■ Stated task
Every line containing the word "name" needs to be found and copied.

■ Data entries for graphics
----

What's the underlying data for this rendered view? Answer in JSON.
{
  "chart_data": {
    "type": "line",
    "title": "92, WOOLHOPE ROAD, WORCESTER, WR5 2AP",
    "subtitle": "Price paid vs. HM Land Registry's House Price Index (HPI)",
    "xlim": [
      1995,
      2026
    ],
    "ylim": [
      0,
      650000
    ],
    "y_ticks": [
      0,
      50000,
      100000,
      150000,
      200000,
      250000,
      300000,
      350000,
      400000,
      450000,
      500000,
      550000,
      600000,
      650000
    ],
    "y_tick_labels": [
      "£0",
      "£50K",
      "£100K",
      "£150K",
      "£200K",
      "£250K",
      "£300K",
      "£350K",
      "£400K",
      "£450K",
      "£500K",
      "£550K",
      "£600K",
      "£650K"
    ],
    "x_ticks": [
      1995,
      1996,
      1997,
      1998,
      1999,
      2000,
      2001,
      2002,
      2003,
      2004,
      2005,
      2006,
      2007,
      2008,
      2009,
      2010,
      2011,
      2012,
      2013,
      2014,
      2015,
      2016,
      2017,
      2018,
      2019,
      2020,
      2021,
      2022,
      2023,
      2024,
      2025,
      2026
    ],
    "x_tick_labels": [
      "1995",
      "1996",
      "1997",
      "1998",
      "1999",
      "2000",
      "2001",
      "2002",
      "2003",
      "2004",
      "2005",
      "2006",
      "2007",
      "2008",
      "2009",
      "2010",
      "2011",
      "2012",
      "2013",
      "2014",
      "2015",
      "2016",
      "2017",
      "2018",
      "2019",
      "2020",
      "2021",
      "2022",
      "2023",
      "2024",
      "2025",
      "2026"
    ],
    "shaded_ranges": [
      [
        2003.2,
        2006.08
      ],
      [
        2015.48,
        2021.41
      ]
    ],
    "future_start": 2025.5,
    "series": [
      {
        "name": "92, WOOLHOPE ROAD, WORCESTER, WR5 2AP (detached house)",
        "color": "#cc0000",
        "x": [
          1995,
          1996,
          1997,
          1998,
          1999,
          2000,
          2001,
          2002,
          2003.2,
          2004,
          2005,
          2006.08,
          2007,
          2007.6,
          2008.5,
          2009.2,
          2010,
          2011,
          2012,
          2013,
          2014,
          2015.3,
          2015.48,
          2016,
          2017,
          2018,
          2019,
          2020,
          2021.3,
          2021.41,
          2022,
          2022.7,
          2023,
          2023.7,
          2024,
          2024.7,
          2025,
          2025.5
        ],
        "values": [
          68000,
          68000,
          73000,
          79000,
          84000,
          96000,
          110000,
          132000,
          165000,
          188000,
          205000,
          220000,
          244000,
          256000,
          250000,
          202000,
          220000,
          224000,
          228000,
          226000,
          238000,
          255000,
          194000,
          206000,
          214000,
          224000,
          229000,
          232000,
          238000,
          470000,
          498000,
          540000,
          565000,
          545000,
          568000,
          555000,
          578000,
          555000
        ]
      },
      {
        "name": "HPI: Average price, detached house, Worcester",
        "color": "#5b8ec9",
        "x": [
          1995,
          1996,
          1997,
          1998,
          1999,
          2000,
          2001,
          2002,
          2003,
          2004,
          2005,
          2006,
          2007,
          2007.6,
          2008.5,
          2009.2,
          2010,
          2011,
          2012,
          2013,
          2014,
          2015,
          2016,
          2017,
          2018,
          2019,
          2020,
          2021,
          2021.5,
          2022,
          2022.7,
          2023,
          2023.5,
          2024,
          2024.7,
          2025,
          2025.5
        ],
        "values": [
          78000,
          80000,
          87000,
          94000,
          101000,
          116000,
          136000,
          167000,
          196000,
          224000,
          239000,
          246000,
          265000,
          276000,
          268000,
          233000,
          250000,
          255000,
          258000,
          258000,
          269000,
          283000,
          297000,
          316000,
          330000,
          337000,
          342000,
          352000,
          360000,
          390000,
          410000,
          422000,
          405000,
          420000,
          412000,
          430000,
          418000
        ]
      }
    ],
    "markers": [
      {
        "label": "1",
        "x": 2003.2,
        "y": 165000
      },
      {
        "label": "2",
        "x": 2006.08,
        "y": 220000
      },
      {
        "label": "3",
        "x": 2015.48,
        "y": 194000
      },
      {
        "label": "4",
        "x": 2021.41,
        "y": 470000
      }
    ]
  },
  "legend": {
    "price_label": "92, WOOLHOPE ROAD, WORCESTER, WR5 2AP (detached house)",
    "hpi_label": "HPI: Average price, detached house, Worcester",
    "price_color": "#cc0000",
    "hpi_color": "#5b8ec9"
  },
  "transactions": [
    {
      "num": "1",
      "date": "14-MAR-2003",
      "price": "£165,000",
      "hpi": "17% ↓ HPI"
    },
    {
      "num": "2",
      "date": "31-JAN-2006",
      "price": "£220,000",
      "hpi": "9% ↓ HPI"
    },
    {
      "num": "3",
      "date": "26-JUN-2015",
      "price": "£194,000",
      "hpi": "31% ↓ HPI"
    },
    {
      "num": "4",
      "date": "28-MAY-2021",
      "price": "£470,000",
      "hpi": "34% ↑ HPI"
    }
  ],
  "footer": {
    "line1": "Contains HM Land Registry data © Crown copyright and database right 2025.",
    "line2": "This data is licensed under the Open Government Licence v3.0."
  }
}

----

■ Output below
        "name": "92, WOOLHOPE ROAD, WORCESTER, WR5 2AP (detached house)",
        "name": "HPI: Average price, detached house, Worcester",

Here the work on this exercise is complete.